--- Exercise input ---

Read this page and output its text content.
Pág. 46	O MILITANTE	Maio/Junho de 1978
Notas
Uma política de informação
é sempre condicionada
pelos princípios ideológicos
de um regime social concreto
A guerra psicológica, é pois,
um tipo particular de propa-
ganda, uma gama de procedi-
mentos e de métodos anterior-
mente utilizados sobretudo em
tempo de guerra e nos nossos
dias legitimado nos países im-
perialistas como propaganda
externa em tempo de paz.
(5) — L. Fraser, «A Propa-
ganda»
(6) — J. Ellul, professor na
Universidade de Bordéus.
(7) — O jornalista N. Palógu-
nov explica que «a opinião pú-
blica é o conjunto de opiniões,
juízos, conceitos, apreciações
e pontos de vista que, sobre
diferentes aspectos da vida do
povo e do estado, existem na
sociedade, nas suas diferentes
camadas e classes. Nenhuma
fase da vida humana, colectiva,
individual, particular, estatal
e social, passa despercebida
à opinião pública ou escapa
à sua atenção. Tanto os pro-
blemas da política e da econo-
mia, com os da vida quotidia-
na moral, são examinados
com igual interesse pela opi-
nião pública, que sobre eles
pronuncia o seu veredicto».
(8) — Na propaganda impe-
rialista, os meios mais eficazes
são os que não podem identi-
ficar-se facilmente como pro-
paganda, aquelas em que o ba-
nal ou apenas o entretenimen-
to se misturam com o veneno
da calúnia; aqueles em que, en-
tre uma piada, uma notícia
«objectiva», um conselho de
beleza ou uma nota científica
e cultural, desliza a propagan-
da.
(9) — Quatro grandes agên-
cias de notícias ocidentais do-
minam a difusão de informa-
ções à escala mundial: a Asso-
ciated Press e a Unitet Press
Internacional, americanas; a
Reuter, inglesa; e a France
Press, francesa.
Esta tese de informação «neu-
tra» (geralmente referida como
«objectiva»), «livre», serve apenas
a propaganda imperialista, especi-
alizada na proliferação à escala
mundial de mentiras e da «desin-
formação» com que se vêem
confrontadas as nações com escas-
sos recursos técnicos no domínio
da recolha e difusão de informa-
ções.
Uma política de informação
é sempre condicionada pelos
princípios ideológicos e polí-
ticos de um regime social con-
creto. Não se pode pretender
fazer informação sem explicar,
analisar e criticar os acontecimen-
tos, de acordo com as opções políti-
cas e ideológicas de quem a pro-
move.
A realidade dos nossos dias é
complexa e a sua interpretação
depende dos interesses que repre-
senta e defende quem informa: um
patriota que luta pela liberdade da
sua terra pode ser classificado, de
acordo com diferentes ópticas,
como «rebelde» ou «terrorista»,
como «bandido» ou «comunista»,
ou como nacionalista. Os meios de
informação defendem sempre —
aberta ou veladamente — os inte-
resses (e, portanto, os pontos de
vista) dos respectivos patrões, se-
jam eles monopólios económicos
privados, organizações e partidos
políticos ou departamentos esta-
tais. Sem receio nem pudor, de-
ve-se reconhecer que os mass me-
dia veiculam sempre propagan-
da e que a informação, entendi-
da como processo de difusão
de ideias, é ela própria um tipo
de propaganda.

---

• [What is required]:
Copy all of the material word for word.

• [Response to this exercise]:
Read this page and output its text content.
Pág. 46	O MILITANTE	Maio/Junho de 1978
Notas
Uma política de informação
é sempre condicionada
pelos princípios ideológicos
de um regime social concreto
A guerra psicológica, é pois,
um tipo particular de propa-
ganda, uma gama de procedi-
mentos e de métodos anterior-
mente utilizados sobretudo em
tempo de guerra e nos nossos
dias legitimado nos países im-
perialistas como propaganda
externa em tempo de paz.
(5) — L. Fraser, «A Propa-
ganda»
(6) — J. Ellul, professor na
Universidade de Bordéus.
(7) — O jornalista N. Palógu-
nov explica que «a opinião pú-
blica é o conjunto de opiniões,
juízos, conceitos, apreciações
e pontos de vista que, sobre
diferentes aspectos da vida do
povo e do estado, existem na
sociedade, nas suas diferentes
camadas e classes. Nenhuma
fase da vida humana, colectiva,
individual, particular, estatal
e social, passa despercebida
à opinião pública ou escapa
à sua atenção. Tanto os pro-
blemas da política e da econo-
mia, com os da vida quotidia-
na moral, são examinados
com igual interesse pela opi-
nião pública, que sobre eles
pronuncia o seu veredicto».
(8) — Na propaganda impe-
rialista, os meios mais eficazes
são os que não podem identi-
ficar-se facilmente como pro-
paganda, aquelas em que o ba-
nal ou apenas o entretenimen-
to se misturam com o veneno
da calúnia; aqueles em que, en-
tre uma piada, uma notícia
«objectiva», um conselho de
beleza ou uma nota científica
e cultural, desliza a propagan-
da.
(9) — Quatro grandes agên-
cias de notícias ocidentais do-
minam a difusão de informa-
ções à escala mundial: a Asso-
ciated Press e a Unitet Press
Internacional, americanas; a
Reuter, inglesa; e a France
Press, francesa.
Esta tese de informação «neu-
tra» (geralmente referida como
«objectiva»), «livre», serve apenas
a propaganda imperialista, especi-
alizada na proliferação à escala
mundial de mentiras e da «desin-
formação» com que se vêem
confrontadas as nações com escas-
sos recursos técnicos no domínio
da recolha e difusão de informa-
ções.
Uma política de informação
é sempre condicionada pelos
princípios ideológicos e polí-
ticos de um regime social con-
creto. Não se pode pretender
fazer informação sem explicar,
analisar e criticar os acontecimen-
tos, de acordo com as opções políti-
cas e ideológicas de quem a pro-
move.
A realidade dos nossos dias é
complexa e a sua interpretação
depende dos interesses que repre-
senta e defende quem informa: um
patriota que luta pela liberdade da
sua terra pode ser classificado, de
acordo com diferentes ópticas,
como «rebelde» ou «terrorista»,
como «bandido» ou «comunista»,
ou como nacionalista. Os meios de
informação defendem sempre —
aberta ou veladamente — os inte-
resses (e, portanto, os pontos de
vista) dos respectivos patrões, se-
jam eles monopólios económicos
privados, organizações e partidos
políticos ou departamentos esta-
tais. Sem receio nem pudor, de-
ve-se reconhecer que os mass me-
dia veiculam sempre propagan-
da e que a informação, entendi-
da como processo de difusão
de ideias, é ela própria um tipo
de propaganda.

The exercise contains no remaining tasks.